Pull every line out of the listing below and copy each one word for word. Leave out any lines that stand for pictures.

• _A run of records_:
--- Start ---
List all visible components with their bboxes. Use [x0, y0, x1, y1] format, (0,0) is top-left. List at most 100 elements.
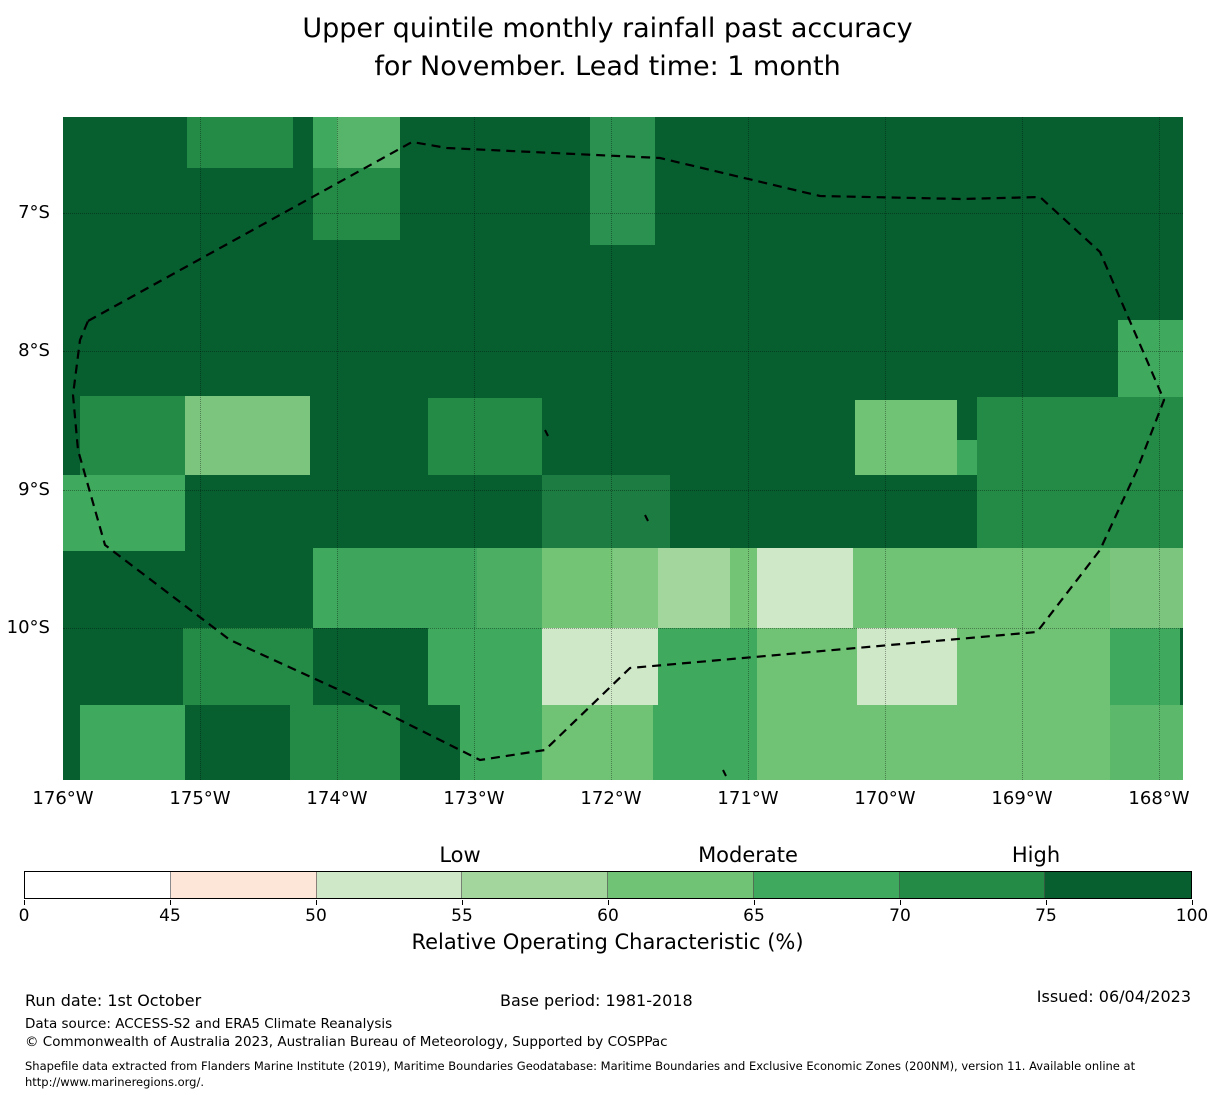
island-mark — [722, 769, 727, 777]
heatmap-cell — [855, 400, 957, 475]
heatmap-cell — [757, 628, 857, 705]
heatmap-cell — [183, 628, 313, 705]
island-mark — [544, 429, 549, 437]
heatmap-cell — [1118, 320, 1183, 397]
chart-title: Upper quintile monthly rainfall past acc… — [0, 10, 1215, 86]
run-date: Run date: 1st October — [25, 991, 202, 1010]
longitude-gridline — [885, 117, 886, 780]
heatmap-cell — [590, 117, 655, 245]
longitude-tick-label: 172°W — [580, 788, 642, 809]
heatmap-cell — [542, 705, 653, 780]
latitude-gridline — [63, 490, 1183, 491]
heatmap-cell — [63, 475, 185, 551]
longitude-gridline — [611, 117, 612, 780]
heatmap-cell — [853, 548, 1110, 628]
colorbar-tick — [1192, 900, 1193, 905]
colorbar-segment — [899, 872, 1046, 898]
heatmap-cell — [1110, 628, 1180, 705]
heatmap-cell — [290, 705, 400, 780]
colorbar-segment — [316, 872, 463, 898]
colorbar-tick-label: 70 — [889, 906, 911, 926]
heatmap-cell — [80, 396, 185, 475]
colorbar-tick-label: 50 — [305, 906, 327, 926]
heatmap-cell — [653, 705, 757, 780]
longitude-gridline — [474, 117, 475, 780]
longitude-gridline — [200, 117, 201, 780]
latitude-tick-label: 8°S — [18, 340, 50, 361]
copyright: © Commonwealth of Australia 2023, Austra… — [25, 1034, 668, 1050]
longitude-tick-label: 168°W — [1128, 788, 1190, 809]
eez-boundary-overlay — [71, 140, 1166, 777]
colorbar-tick — [170, 900, 171, 905]
heatmap-cell — [313, 548, 337, 628]
longitude-tick-label: 175°W — [169, 788, 231, 809]
heatmap-cell — [337, 117, 400, 168]
heatmap-cell — [542, 475, 670, 548]
longitude-tick-label: 170°W — [854, 788, 916, 809]
heatmap-cell — [313, 117, 337, 168]
colorbar-segment — [462, 872, 608, 898]
data-source: Data source: ACCESS-S2 and ERA5 Climate … — [25, 1016, 393, 1032]
longitude-tick-label: 171°W — [717, 788, 779, 809]
colorbar-segment — [170, 872, 317, 898]
heatmap-cell — [477, 548, 542, 628]
latitude-gridline — [63, 213, 1183, 214]
latitude-tick-label: 10°S — [6, 617, 50, 638]
colorbar-category-label: Low — [439, 843, 481, 867]
heatmap-cell — [977, 397, 1183, 550]
colorbar-tick — [608, 900, 609, 905]
heatmap-cell — [658, 628, 757, 705]
heatmap-cell — [185, 396, 310, 475]
longitude-tick-label: 174°W — [306, 788, 368, 809]
colorbar — [24, 871, 1192, 899]
colorbar-tick-label: 75 — [1035, 906, 1057, 926]
longitude-gridline — [1022, 117, 1023, 780]
colorbar-category-label: Moderate — [698, 843, 798, 867]
longitude-tick-label: 176°W — [32, 788, 94, 809]
heatmap-cell — [658, 548, 730, 628]
colorbar-tick-label: 0 — [18, 906, 30, 926]
colorbar-segment — [608, 872, 754, 898]
heatmap-cell — [187, 117, 293, 168]
colorbar-axis-label: Relative Operating Characteristic (%) — [411, 930, 804, 954]
latitude-gridline — [63, 351, 1183, 352]
accuracy-heatmap — [63, 117, 1183, 780]
longitude-tick-label: 173°W — [443, 788, 505, 809]
colorbar-tick — [754, 900, 755, 905]
heatmap-cell — [757, 705, 1110, 780]
colorbar-tick-label: 60 — [597, 906, 619, 926]
colorbar-tick-label: 65 — [743, 906, 765, 926]
colorbar-tick-label: 45 — [159, 906, 181, 926]
colorbar-segment — [25, 872, 171, 898]
heatmap-cell — [428, 628, 542, 705]
heatmap-cell — [730, 548, 757, 628]
colorbar-tick — [462, 900, 463, 905]
heatmap-cell — [757, 548, 853, 628]
heatmap-cell — [542, 548, 613, 628]
colorbar-tick — [900, 900, 901, 905]
longitude-gridline — [748, 117, 749, 780]
heatmap-cell — [1110, 548, 1183, 628]
longitude-gridline — [1159, 117, 1160, 780]
colorbar-tick — [1046, 900, 1047, 905]
heatmap-cell — [428, 398, 542, 475]
heatmap-cell — [1110, 705, 1183, 780]
base-period: Base period: 1981-2018 — [500, 991, 693, 1010]
longitude-tick-label: 169°W — [991, 788, 1053, 809]
heatmap-cell — [460, 705, 542, 780]
colorbar-tick-label: 100 — [1175, 906, 1209, 926]
colorbar-tick-label: 55 — [451, 906, 473, 926]
colorbar-segment — [1045, 872, 1191, 898]
heatmap-cell — [337, 548, 477, 628]
heatmap-cell — [957, 628, 1110, 705]
island-mark — [644, 514, 649, 522]
colorbar-category-label: High — [1011, 843, 1061, 867]
latitude-tick-label: 9°S — [18, 479, 50, 500]
latitude-tick-label: 7°S — [18, 202, 50, 223]
shapefile-note-text: Shapefile data extracted from Flanders M… — [25, 1059, 1136, 1073]
heatmap-cell — [313, 168, 400, 240]
heatmap-cell — [613, 548, 658, 628]
chart-title-line1: Upper quintile monthly rainfall past acc… — [302, 13, 913, 44]
shapefile-url: http://www.marineregions.org/. — [25, 1075, 204, 1089]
--- End ---
• _COMPLETE OUTPUT_:
List all visible components with their bboxes. Use [x0, y0, x1, y1] format, (0,0) is top-left. List at most 100 elements.
island-mark — [722, 769, 727, 777]
heatmap-cell — [855, 400, 957, 475]
heatmap-cell — [757, 628, 857, 705]
heatmap-cell — [183, 628, 313, 705]
island-mark — [544, 429, 549, 437]
heatmap-cell — [1118, 320, 1183, 397]
chart-title: Upper quintile monthly rainfall past acc… — [0, 10, 1215, 86]
run-date: Run date: 1st October — [25, 991, 202, 1010]
longitude-gridline — [885, 117, 886, 780]
heatmap-cell — [590, 117, 655, 245]
longitude-tick-label: 172°W — [580, 788, 642, 809]
heatmap-cell — [542, 705, 653, 780]
latitude-gridline — [63, 490, 1183, 491]
heatmap-cell — [63, 475, 185, 551]
longitude-gridline — [611, 117, 612, 780]
heatmap-cell — [853, 548, 1110, 628]
colorbar-tick — [1192, 900, 1193, 905]
colorbar-segment — [899, 872, 1046, 898]
heatmap-cell — [1110, 628, 1180, 705]
heatmap-cell — [290, 705, 400, 780]
colorbar-segment — [316, 872, 463, 898]
colorbar-tick-label: 70 — [889, 906, 911, 926]
heatmap-cell — [80, 396, 185, 475]
colorbar-tick-label: 50 — [305, 906, 327, 926]
heatmap-cell — [653, 705, 757, 780]
longitude-gridline — [474, 117, 475, 780]
longitude-gridline — [200, 117, 201, 780]
latitude-tick-label: 8°S — [18, 340, 50, 361]
copyright: © Commonwealth of Australia 2023, Austra… — [25, 1034, 668, 1050]
longitude-tick-label: 168°W — [1128, 788, 1190, 809]
eez-boundary-overlay — [71, 140, 1166, 777]
colorbar-tick — [170, 900, 171, 905]
heatmap-cell — [313, 548, 337, 628]
longitude-tick-label: 175°W — [169, 788, 231, 809]
heatmap-cell — [337, 117, 400, 168]
heatmap-cell — [542, 475, 670, 548]
longitude-tick-label: 170°W — [854, 788, 916, 809]
heatmap-cell — [313, 117, 337, 168]
colorbar-segment — [462, 872, 608, 898]
data-source: Data source: ACCESS-S2 and ERA5 Climate … — [25, 1016, 393, 1032]
longitude-tick-label: 171°W — [717, 788, 779, 809]
colorbar-segment — [170, 872, 317, 898]
heatmap-cell — [477, 548, 542, 628]
latitude-gridline — [63, 213, 1183, 214]
latitude-tick-label: 10°S — [6, 617, 50, 638]
colorbar-category-label: Low — [439, 843, 481, 867]
heatmap-cell — [977, 397, 1183, 550]
colorbar-tick — [608, 900, 609, 905]
heatmap-cell — [658, 628, 757, 705]
heatmap-cell — [185, 396, 310, 475]
longitude-tick-label: 174°W — [306, 788, 368, 809]
colorbar — [24, 871, 1192, 899]
colorbar-tick-label: 75 — [1035, 906, 1057, 926]
longitude-gridline — [1022, 117, 1023, 780]
colorbar-category-label: Moderate — [698, 843, 798, 867]
longitude-tick-label: 176°W — [32, 788, 94, 809]
heatmap-cell — [658, 548, 730, 628]
colorbar-tick-label: 0 — [18, 906, 30, 926]
colorbar-segment — [608, 872, 754, 898]
heatmap-cell — [187, 117, 293, 168]
colorbar-axis-label: Relative Operating Characteristic (%) — [411, 930, 804, 954]
latitude-gridline — [63, 351, 1183, 352]
accuracy-heatmap — [63, 117, 1183, 780]
longitude-tick-label: 173°W — [443, 788, 505, 809]
colorbar-tick — [754, 900, 755, 905]
heatmap-cell — [757, 705, 1110, 780]
colorbar-tick-label: 60 — [597, 906, 619, 926]
colorbar-tick-label: 65 — [743, 906, 765, 926]
colorbar-tick-label: 45 — [159, 906, 181, 926]
colorbar-segment — [25, 872, 171, 898]
heatmap-cell — [428, 628, 542, 705]
heatmap-cell — [730, 548, 757, 628]
colorbar-tick — [462, 900, 463, 905]
heatmap-cell — [757, 548, 853, 628]
heatmap-cell — [542, 548, 613, 628]
colorbar-tick — [900, 900, 901, 905]
longitude-gridline — [748, 117, 749, 780]
heatmap-cell — [1110, 548, 1183, 628]
longitude-gridline — [1159, 117, 1160, 780]
colorbar-tick — [1046, 900, 1047, 905]
heatmap-cell — [428, 398, 542, 475]
heatmap-cell — [1110, 705, 1183, 780]
base-period: Base period: 1981-2018 — [500, 991, 693, 1010]
longitude-tick-label: 169°W — [991, 788, 1053, 809]
heatmap-cell — [460, 705, 542, 780]
colorbar-tick-label: 100 — [1175, 906, 1209, 926]
colorbar-tick-label: 55 — [451, 906, 473, 926]
colorbar-segment — [1045, 872, 1191, 898]
heatmap-cell — [337, 548, 477, 628]
heatmap-cell — [957, 628, 1110, 705]
island-mark — [644, 514, 649, 522]
colorbar-category-label: High — [1011, 843, 1061, 867]
latitude-tick-label: 9°S — [18, 479, 50, 500]
latitude-tick-label: 7°S — [18, 202, 50, 223]
shapefile-note-text: Shapefile data extracted from Flanders M… — [25, 1059, 1136, 1073]
heatmap-cell — [313, 168, 400, 240]
heatmap-cell — [613, 548, 658, 628]
chart-title-line1: Upper quintile monthly rainfall past acc… — [302, 13, 913, 44]
shapefile-url: http://www.marineregions.org/. — [25, 1075, 204, 1089]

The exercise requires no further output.